What the task requires: Edit the lines below, replacing each "Clave secreta" with "Clave privada" and leaving everything else unchanged. Leave the pictures out of your answer.

Input material:

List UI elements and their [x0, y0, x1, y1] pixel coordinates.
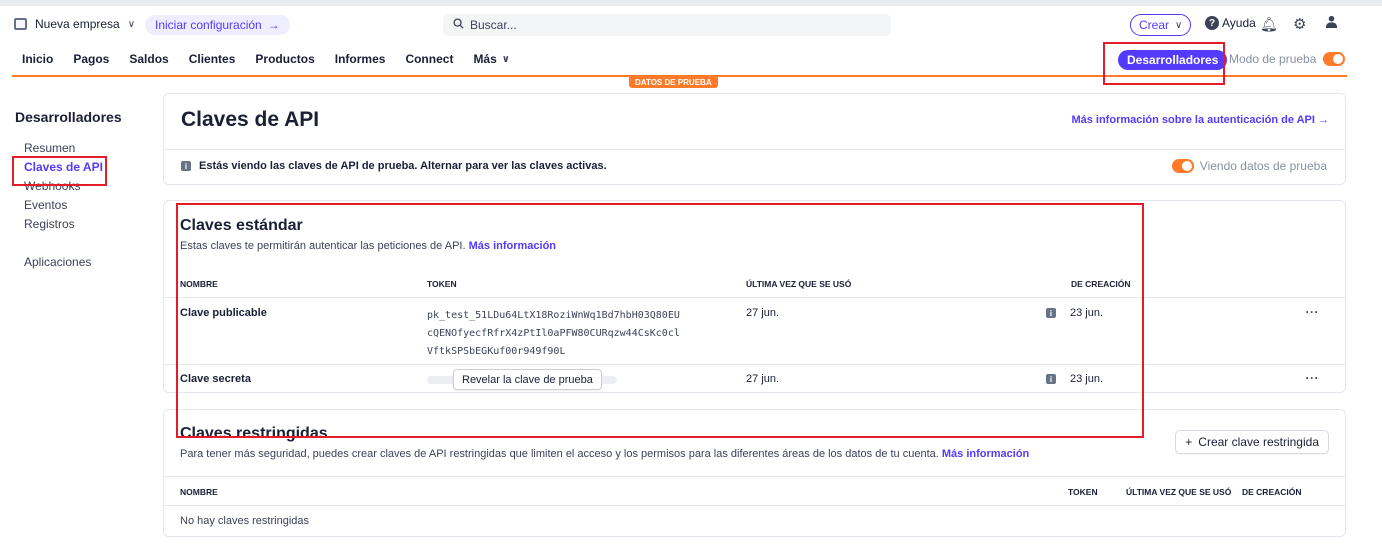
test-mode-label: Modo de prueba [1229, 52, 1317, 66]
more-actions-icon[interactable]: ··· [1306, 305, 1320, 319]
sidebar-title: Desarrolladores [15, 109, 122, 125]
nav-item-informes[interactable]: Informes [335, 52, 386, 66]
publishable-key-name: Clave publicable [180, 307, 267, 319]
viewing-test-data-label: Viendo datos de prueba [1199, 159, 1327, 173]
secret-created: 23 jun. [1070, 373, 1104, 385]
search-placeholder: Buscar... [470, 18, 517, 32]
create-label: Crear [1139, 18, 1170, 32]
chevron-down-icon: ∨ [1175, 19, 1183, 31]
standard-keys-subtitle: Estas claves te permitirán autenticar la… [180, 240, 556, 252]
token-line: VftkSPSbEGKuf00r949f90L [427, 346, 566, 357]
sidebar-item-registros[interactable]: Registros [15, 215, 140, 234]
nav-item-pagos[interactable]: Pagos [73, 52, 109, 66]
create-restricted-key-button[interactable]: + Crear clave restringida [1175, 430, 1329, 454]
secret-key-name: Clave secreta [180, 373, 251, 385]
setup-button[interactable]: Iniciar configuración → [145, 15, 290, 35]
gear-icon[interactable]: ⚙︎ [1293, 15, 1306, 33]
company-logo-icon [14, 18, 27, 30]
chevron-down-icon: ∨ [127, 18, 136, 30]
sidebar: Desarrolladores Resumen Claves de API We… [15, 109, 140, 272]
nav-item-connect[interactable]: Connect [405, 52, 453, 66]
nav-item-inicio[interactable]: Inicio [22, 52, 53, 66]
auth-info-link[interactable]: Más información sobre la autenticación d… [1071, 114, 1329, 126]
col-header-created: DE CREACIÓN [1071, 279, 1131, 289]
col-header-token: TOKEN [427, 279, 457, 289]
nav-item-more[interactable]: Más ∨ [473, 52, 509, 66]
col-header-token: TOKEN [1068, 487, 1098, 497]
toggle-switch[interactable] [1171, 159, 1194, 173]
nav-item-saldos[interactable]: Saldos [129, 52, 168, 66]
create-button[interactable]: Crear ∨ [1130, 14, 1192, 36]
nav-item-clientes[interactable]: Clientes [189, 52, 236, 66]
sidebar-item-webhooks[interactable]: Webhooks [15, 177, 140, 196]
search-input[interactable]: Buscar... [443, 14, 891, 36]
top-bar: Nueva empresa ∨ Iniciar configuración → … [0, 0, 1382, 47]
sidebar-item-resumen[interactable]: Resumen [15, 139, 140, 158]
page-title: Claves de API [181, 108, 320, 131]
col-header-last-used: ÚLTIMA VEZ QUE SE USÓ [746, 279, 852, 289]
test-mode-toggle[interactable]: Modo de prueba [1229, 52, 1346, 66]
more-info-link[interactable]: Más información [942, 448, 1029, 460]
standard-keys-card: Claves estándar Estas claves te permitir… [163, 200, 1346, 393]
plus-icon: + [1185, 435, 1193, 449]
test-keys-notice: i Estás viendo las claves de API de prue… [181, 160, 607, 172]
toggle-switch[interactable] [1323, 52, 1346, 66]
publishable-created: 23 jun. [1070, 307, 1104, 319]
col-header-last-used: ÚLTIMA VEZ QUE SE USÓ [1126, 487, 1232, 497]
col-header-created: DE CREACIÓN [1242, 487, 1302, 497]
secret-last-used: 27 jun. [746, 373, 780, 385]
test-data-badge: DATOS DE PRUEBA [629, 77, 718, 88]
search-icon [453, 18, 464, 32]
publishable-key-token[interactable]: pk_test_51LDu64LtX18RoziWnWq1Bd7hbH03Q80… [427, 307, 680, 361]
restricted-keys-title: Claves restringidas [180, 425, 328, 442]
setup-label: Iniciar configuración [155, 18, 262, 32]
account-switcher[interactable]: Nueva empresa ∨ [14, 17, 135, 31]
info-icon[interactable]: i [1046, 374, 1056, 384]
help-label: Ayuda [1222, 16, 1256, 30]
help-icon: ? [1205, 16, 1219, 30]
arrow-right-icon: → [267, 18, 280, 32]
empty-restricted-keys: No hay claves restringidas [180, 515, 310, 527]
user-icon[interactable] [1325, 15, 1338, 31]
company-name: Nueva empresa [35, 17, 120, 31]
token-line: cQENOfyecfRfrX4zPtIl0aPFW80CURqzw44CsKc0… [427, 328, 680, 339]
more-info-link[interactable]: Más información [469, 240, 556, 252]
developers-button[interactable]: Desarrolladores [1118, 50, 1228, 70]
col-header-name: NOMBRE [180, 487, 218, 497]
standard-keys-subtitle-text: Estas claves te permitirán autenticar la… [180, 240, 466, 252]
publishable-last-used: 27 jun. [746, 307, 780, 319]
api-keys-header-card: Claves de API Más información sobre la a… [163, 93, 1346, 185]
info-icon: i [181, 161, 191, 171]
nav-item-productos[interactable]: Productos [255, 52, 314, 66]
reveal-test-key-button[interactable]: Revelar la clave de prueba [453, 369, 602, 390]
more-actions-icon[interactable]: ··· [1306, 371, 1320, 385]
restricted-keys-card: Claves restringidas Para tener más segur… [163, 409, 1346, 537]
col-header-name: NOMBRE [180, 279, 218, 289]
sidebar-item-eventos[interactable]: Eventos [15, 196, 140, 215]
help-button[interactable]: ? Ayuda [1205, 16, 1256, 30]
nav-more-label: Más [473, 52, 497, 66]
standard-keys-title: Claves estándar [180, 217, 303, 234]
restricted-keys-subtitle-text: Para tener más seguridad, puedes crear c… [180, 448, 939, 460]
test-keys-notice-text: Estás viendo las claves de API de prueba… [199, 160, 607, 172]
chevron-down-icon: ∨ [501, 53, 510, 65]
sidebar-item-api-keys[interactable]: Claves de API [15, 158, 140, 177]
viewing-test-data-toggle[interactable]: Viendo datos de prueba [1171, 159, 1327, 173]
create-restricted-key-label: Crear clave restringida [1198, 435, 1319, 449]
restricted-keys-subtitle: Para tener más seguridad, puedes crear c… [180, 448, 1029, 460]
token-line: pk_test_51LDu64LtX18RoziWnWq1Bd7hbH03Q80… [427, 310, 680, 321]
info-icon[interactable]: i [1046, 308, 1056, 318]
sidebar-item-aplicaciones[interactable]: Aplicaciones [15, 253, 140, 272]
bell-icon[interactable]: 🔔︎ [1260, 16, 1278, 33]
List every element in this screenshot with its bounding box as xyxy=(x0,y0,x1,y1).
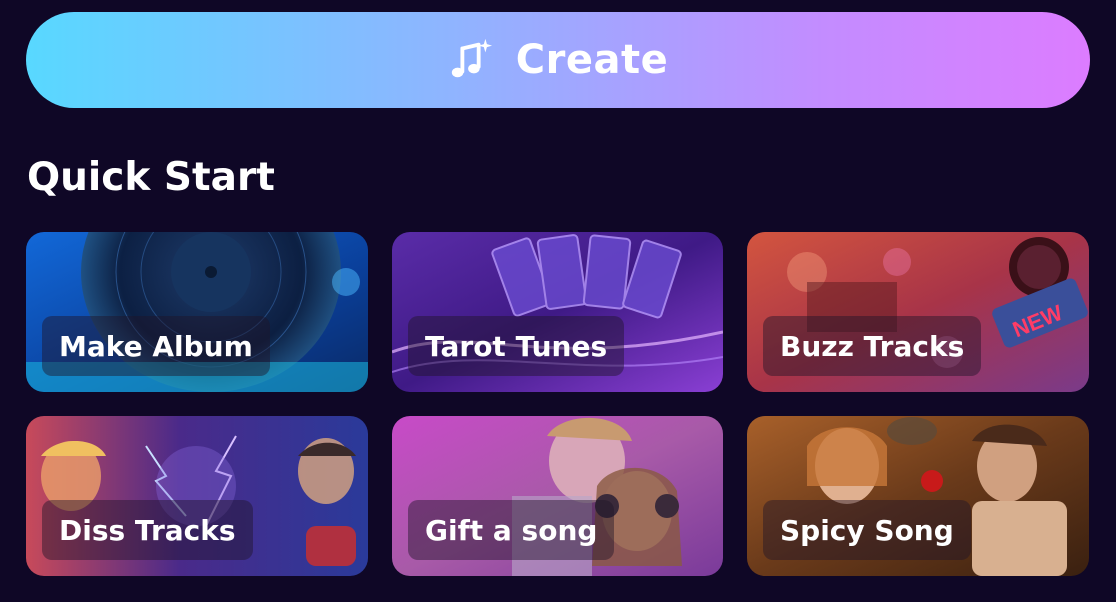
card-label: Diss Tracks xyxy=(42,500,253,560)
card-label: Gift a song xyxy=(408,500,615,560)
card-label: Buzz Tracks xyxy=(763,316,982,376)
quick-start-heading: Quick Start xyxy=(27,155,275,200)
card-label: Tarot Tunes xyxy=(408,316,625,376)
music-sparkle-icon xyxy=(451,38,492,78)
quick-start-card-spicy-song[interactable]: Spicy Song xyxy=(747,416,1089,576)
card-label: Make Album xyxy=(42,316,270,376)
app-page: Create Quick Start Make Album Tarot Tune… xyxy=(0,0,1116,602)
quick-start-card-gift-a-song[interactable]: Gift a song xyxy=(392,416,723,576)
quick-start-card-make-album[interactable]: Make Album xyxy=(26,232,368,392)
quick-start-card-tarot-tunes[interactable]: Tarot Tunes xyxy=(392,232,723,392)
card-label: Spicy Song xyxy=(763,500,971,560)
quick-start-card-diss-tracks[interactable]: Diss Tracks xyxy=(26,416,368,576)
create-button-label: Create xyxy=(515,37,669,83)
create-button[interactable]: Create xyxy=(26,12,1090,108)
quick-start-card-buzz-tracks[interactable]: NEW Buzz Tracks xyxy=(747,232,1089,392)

Task response:
List UI elements and their [x0, y0, x1, y1] pixel coordinates.
test-mode-label: Modo de prueba [1229, 52, 1317, 66]
more-actions-icon[interactable]: ··· [1306, 305, 1320, 319]
sidebar-title: Desarrolladores [15, 109, 122, 125]
nav-item-informes[interactable]: Informes [335, 52, 386, 66]
publishable-key-name: Clave publicable [180, 307, 267, 319]
viewing-test-data-label: Viendo datos de prueba [1199, 159, 1327, 173]
secret-created: 23 jun. [1070, 373, 1104, 385]
search-placeholder: Buscar... [470, 18, 517, 32]
create-label: Crear [1139, 18, 1170, 32]
chevron-down-icon: ∨ [1175, 19, 1183, 31]
standard-keys-subtitle: Estas claves te permitirán autenticar la… [180, 240, 556, 252]
token-line: VftkSPSbEGKuf00r949f90L [427, 346, 566, 357]
sidebar-item-registros[interactable]: Registros [15, 215, 140, 234]
nav-item-pagos[interactable]: Pagos [73, 52, 109, 66]
create-restricted-key-button[interactable]: + Crear clave restringida [1175, 430, 1329, 454]
secret-key-name: Clave privada [180, 373, 251, 385]
setup-button[interactable]: Iniciar configuración → [145, 15, 290, 35]
gear-icon[interactable]: ⚙︎ [1293, 15, 1306, 33]
company-logo-icon [14, 18, 27, 30]
chevron-down-icon: ∨ [127, 18, 136, 30]
sidebar: Desarrolladores Resumen Claves de API We… [15, 109, 140, 272]
nav-item-connect[interactable]: Connect [405, 52, 453, 66]
nav-item-inicio[interactable]: Inicio [22, 52, 53, 66]
auth-info-link[interactable]: Más información sobre la autenticación d… [1071, 114, 1329, 126]
col-header-created: DE CREACIÓN [1071, 279, 1131, 289]
col-header-token: TOKEN [427, 279, 457, 289]
nav-item-more[interactable]: Más ∨ [473, 52, 509, 66]
col-header-token: TOKEN [1068, 487, 1098, 497]
toggle-switch[interactable] [1171, 159, 1194, 173]
nav-item-saldos[interactable]: Saldos [129, 52, 168, 66]
create-button[interactable]: Crear ∨ [1130, 14, 1192, 36]
nav-item-clientes[interactable]: Clientes [189, 52, 236, 66]
sidebar-item-webhooks[interactable]: Webhooks [15, 177, 140, 196]
search-input[interactable]: Buscar... [443, 14, 891, 36]
top-bar: Nueva empresa ∨ Iniciar configuración → … [0, 0, 1382, 47]
sidebar-item-resumen[interactable]: Resumen [15, 139, 140, 158]
page-title: Claves de API [181, 108, 320, 131]
col-header-last-used: ÚLTIMA VEZ QUE SE USÓ [746, 279, 852, 289]
test-mode-toggle[interactable]: Modo de prueba [1229, 52, 1346, 66]
more-info-link[interactable]: Más información [942, 448, 1029, 460]
standard-keys-card: Claves estándar Estas claves te permitir… [163, 200, 1346, 393]
plus-icon: + [1185, 435, 1193, 449]
test-keys-notice: i Estás viendo las claves de API de prue… [181, 160, 607, 172]
toggle-switch[interactable] [1323, 52, 1346, 66]
publishable-created: 23 jun. [1070, 307, 1104, 319]
col-header-last-used: ÚLTIMA VEZ QUE SE USÓ [1126, 487, 1232, 497]
col-header-created: DE CREACIÓN [1242, 487, 1302, 497]
secret-last-used: 27 jun. [746, 373, 780, 385]
test-data-badge: DATOS DE PRUEBA [629, 77, 718, 88]
search-icon [453, 18, 464, 32]
publishable-key-token[interactable]: pk_test_51LDu64LtX18RoziWnWq1Bd7hbH03Q80… [427, 307, 680, 361]
restricted-keys-title: Claves restringidas [180, 425, 328, 442]
setup-label: Iniciar configuración [155, 18, 262, 32]
account-switcher[interactable]: Nueva empresa ∨ [14, 17, 135, 31]
info-icon[interactable]: i [1046, 374, 1056, 384]
help-label: Ayuda [1222, 16, 1256, 30]
help-icon: ? [1205, 16, 1219, 30]
arrow-right-icon: → [267, 18, 280, 32]
empty-restricted-keys: No hay claves restringidas [180, 515, 310, 527]
user-icon[interactable] [1325, 15, 1338, 31]
company-name: Nueva empresa [35, 17, 120, 31]
token-line: cQENOfyecfRfrX4zPtIl0aPFW80CURqzw44CsKc0… [427, 328, 680, 339]
more-info-link[interactable]: Más información [469, 240, 556, 252]
developers-button[interactable]: Desarrolladores [1118, 50, 1228, 70]
col-header-name: NOMBRE [180, 487, 218, 497]
standard-keys-subtitle-text: Estas claves te permitirán autenticar la… [180, 240, 466, 252]
publishable-last-used: 27 jun. [746, 307, 780, 319]
api-keys-header-card: Claves de API Más información sobre la a… [163, 93, 1346, 185]
info-icon: i [181, 161, 191, 171]
nav-item-productos[interactable]: Productos [255, 52, 314, 66]
reveal-test-key-button[interactable]: Revelar la clave de prueba [453, 369, 602, 390]
more-actions-icon[interactable]: ··· [1306, 371, 1320, 385]
restricted-keys-card: Claves restringidas Para tener más segur… [163, 409, 1346, 537]
col-header-name: NOMBRE [180, 279, 218, 289]
sidebar-item-eventos[interactable]: Eventos [15, 196, 140, 215]
help-button[interactable]: ? Ayuda [1205, 16, 1256, 30]
nav-more-label: Más [473, 52, 497, 66]
standard-keys-title: Claves estándar [180, 217, 303, 234]
restricted-keys-subtitle-text: Para tener más seguridad, puedes crear c… [180, 448, 939, 460]
test-keys-notice-text: Estás viendo las claves de API de prueba… [199, 160, 607, 172]
chevron-down-icon: ∨ [501, 53, 510, 65]
sidebar-item-api-keys[interactable]: Claves de API [15, 158, 140, 177]
viewing-test-data-toggle[interactable]: Viendo datos de prueba [1171, 159, 1327, 173]
create-restricted-key-label: Crear clave restringida [1198, 435, 1319, 449]
restricted-keys-subtitle: Para tener más seguridad, puedes crear c… [180, 448, 1029, 460]
token-line: pk_test_51LDu64LtX18RoziWnWq1Bd7hbH03Q80… [427, 310, 680, 321]
info-icon[interactable]: i [1046, 308, 1056, 318]
sidebar-item-aplicaciones[interactable]: Aplicaciones [15, 253, 140, 272]
bell-icon[interactable]: 🔔︎ [1260, 16, 1278, 33]
List every element in this screenshot with its bounding box as xyxy=(x0,y0,x1,y1).
card-label: Diss Tracks xyxy=(42,500,253,560)
card-label: Gift a song xyxy=(408,500,615,560)
card-label: Buzz Tracks xyxy=(763,316,982,376)
quick-start-heading: Quick Start xyxy=(27,155,275,200)
card-label: Tarot Tunes xyxy=(408,316,625,376)
music-sparkle-icon xyxy=(451,38,492,78)
quick-start-card-spicy-song[interactable]: Spicy Song xyxy=(747,416,1089,576)
card-label: Make Album xyxy=(42,316,270,376)
app-page: Create Quick Start Make Album Tarot Tune… xyxy=(0,0,1116,602)
quick-start-card-gift-a-song[interactable]: Gift a song xyxy=(392,416,723,576)
quick-start-card-make-album[interactable]: Make Album xyxy=(26,232,368,392)
quick-start-card-tarot-tunes[interactable]: Tarot Tunes xyxy=(392,232,723,392)
card-label: Spicy Song xyxy=(763,500,971,560)
quick-start-card-diss-tracks[interactable]: Diss Tracks xyxy=(26,416,368,576)
create-button-label: Create xyxy=(515,37,669,83)
create-button[interactable]: Create xyxy=(26,12,1090,108)
quick-start-card-buzz-tracks[interactable]: NEW Buzz Tracks xyxy=(747,232,1089,392)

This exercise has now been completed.